▶ _Set exercise_:
Using the records provided below, locate and copy each line that contains the word "buurt".

▶ _Excerpted data_:
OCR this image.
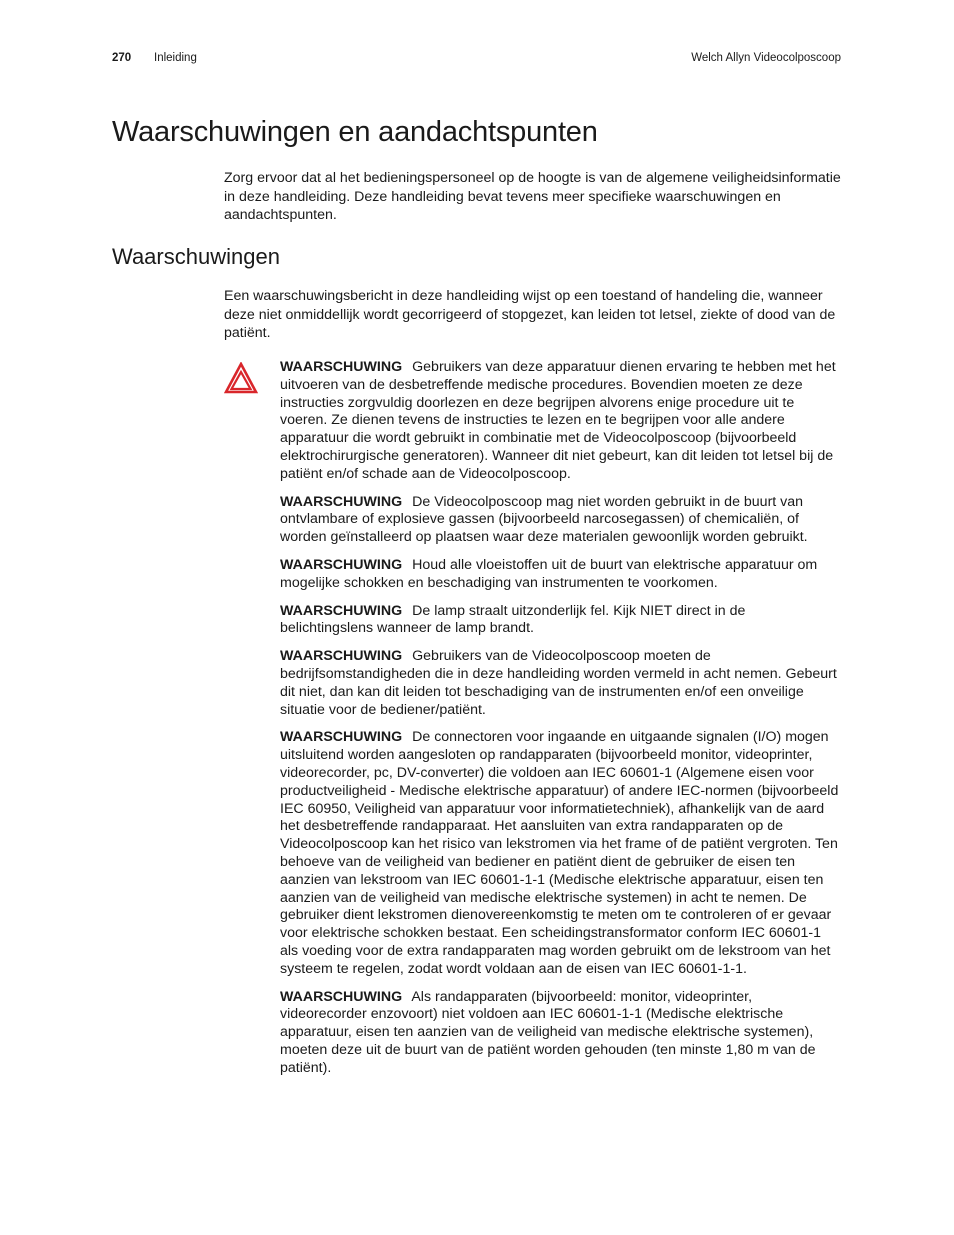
270 Inleiding	Welch Allyn Videocolposcoop
Waarschuwingen en aandachtspunten

Zorg ervoor dat al het bedieningspersoneel op de hoogte is van de algemene veiligheidsinformatie in deze handleiding. Deze handleiding bevat tevens meer specifieke waarschuwingen en aandachtspunten.

Waarschuwingen

Een waarschuwingsbericht in deze handleiding wijst op een toestand of handeling die, wanneer deze niet onmiddellijk wordt gecorrigeerd of stopgezet, kan leiden tot letsel, ziekte of dood van de patiënt.

WAARSCHUWING Gebruikers van deze apparatuur dienen ervaring te hebben met het uitvoeren van de desbetreffende medische procedures. Bovendien moeten ze deze instructies zorgvuldig doorlezen en deze begrijpen alvorens enige procedure uit te voeren. Ze dienen tevens de instructies te lezen en te begrijpen voor alle andere apparatuur die wordt gebruikt in combinatie met de Videocolposcoop (bijvoorbeeld elektrochirurgische generatoren). Wanneer dit niet gebeurt, kan dit leiden tot letsel bij de patiënt en/of schade aan de Videocolposcoop.

WAARSCHUWING De Videocolposcoop mag niet worden gebruikt in de buurt van ontvlambare of explosieve gassen (bijvoorbeeld narcosegassen) of chemicaliën, of worden geïnstalleerd op plaatsen waar deze materialen gewoonlijk worden gebruikt.

WAARSCHUWING Houd alle vloeistoffen uit de buurt van elektrische apparatuur om mogelijke schokken en beschadiging van instrumenten te voorkomen.

WAARSCHUWING De lamp straalt uitzonderlijk fel. Kijk NIET direct in de belichtingslens wanneer de lamp brandt.

WAARSCHUWING Gebruikers van de Videocolposcoop moeten de bedrijfsomstandigheden die in deze handleiding worden vermeld in acht nemen. Gebeurt dit niet, dan kan dit leiden tot beschadiging van de instrumenten en/of een onveilige situatie voor de bediener/patiënt.

WAARSCHUWING De connectoren voor ingaande en uitgaande signalen (I/O) mogen uitsluitend worden aangesloten op randapparaten (bijvoorbeeld monitor, videoprinter, videorecorder, pc, DV-converter) die voldoen aan IEC 60601-1 (Algemene eisen voor productveiligheid - Medische elektrische apparatuur) of andere IEC-normen (bijvoorbeeld IEC 60950, Veiligheid van apparatuur voor informatietechniek), afhankelijk van de aard het desbetreffende randapparaat. Het aansluiten van extra randapparaten op de Videocolposcoop kan het risico van lekstromen via het frame of de patiënt vergroten. Ten behoeve van de veiligheid van bediener en patiënt dient de gebruiker de eisen ten aanzien van lekstroom van IEC 60601-1-1 (Medische elektrische apparatuur, eisen ten aanzien van de veiligheid van medische elektrische systemen) in acht te nemen. De gebruiker dient lekstromen dienovereenkomstig te meten om te controleren of er gevaar voor elektrische schokken bestaat. Een scheidingstransformator conform IEC 60601-1 als voeding voor de extra randapparaten mag worden gebruikt om de lekstroom van het systeem te regelen, zodat wordt voldaan aan de eisen van IEC 60601-1-1.

WAARSCHUWING Als randapparaten (bijvoorbeeld: monitor, videoprinter, videorecorder enzovoort) niet voldoen aan IEC 60601-1-1 (Medische elektrische apparatuur, eisen ten aanzien van de veiligheid van medische elektrische systemen), moeten deze uit de buurt van de patiënt worden gehouden (ten minste 1,80 m van de patiënt).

▶ _Full solution_:
WAARSCHUWING De Videocolposcoop mag niet worden gebruikt in de buurt van ontvlambare of explosieve gassen (bijvoorbeeld narcosegassen) of chemicaliën, of worden geïnstalleerd op plaatsen waar deze materialen gewoonlijk worden gebruikt.
WAARSCHUWING Houd alle vloeistoffen uit de buurt van elektrische apparatuur om mogelijke schokken en beschadiging van instrumenten te voorkomen.
WAARSCHUWING Als randapparaten (bijvoorbeeld: monitor, videoprinter, videorecorder enzovoort) niet voldoen aan IEC 60601-1-1 (Medische elektrische apparatuur, eisen ten aanzien van de veiligheid van medische elektrische systemen), moeten deze uit de buurt van de patiënt worden gehouden (ten minste 1,80 m van de patiënt).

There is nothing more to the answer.